List each line in which the string "Sverige" appears.
··· GIVEN DATA ···
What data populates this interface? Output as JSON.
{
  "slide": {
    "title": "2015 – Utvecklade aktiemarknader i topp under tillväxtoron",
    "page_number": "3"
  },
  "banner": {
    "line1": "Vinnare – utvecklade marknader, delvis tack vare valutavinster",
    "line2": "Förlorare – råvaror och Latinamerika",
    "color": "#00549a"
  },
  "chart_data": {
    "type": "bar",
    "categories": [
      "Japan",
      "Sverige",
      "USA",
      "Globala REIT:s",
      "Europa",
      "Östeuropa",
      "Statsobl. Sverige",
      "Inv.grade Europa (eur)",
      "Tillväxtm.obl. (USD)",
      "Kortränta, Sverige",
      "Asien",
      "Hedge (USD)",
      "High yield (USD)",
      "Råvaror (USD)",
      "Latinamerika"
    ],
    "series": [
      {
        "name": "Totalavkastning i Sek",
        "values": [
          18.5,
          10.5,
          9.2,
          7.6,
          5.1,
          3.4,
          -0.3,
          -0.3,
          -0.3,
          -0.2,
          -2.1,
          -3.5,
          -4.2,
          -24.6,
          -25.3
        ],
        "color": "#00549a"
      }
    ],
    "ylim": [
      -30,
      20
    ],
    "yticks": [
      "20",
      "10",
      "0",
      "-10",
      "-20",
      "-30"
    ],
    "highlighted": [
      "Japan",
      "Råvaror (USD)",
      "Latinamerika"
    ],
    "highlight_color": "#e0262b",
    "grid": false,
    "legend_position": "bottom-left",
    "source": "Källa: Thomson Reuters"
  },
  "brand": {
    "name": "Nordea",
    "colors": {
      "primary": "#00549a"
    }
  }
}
···
FULL OUTPUT:
      "Sverige",
      "Statsobl. Sverige",
      "Kortränta, Sverige",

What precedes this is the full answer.